Exercise ▸ All of the material below is to be repeated exactly.

Data extract ▸
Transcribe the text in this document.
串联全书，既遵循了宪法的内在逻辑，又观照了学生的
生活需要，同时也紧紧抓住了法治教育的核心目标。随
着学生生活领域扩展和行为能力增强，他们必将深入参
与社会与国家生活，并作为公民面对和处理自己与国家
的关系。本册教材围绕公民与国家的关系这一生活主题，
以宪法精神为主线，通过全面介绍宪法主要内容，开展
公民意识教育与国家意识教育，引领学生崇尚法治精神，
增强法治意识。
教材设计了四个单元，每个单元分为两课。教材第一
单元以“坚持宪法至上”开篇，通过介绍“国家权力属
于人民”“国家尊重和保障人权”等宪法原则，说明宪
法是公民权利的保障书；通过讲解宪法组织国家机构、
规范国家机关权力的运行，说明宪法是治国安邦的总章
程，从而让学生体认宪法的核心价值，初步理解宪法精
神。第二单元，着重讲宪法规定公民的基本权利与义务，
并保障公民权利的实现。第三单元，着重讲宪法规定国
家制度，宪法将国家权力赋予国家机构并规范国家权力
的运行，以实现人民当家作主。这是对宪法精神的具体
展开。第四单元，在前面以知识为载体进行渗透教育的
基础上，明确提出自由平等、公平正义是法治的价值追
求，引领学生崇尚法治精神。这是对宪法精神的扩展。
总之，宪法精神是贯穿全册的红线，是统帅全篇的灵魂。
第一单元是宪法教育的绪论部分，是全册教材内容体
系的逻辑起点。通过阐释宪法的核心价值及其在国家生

Written solution ▸
Transcribe the text in this document.
串联全书，既遵循了宪法的内在逻辑，又观照了学生的
生活需要，同时也紧紧抓住了法治教育的核心目标。随
着学生生活领域扩展和行为能力增强，他们必将深入参
与社会与国家生活，并作为公民面对和处理自己与国家
的关系。本册教材围绕公民与国家的关系这一生活主题，
以宪法精神为主线，通过全面介绍宪法主要内容，开展
公民意识教育与国家意识教育，引领学生崇尚法治精神，
增强法治意识。
教材设计了四个单元，每个单元分为两课。教材第一
单元以“坚持宪法至上”开篇，通过介绍“国家权力属
于人民”“国家尊重和保障人权”等宪法原则，说明宪
法是公民权利的保障书；通过讲解宪法组织国家机构、
规范国家机关权力的运行，说明宪法是治国安邦的总章
程，从而让学生体认宪法的核心价值，初步理解宪法精
神。第二单元，着重讲宪法规定公民的基本权利与义务，
并保障公民权利的实现。第三单元，着重讲宪法规定国
家制度，宪法将国家权力赋予国家机构并规范国家权力
的运行，以实现人民当家作主。这是对宪法精神的具体
展开。第四单元，在前面以知识为载体进行渗透教育的
基础上，明确提出自由平等、公平正义是法治的价值追
求，引领学生崇尚法治精神。这是对宪法精神的扩展。
总之，宪法精神是贯穿全册的红线，是统帅全篇的灵魂。
第一单元是宪法教育的绪论部分，是全册教材内容体
系的逻辑起点。通过阐释宪法的核心价值及其在国家生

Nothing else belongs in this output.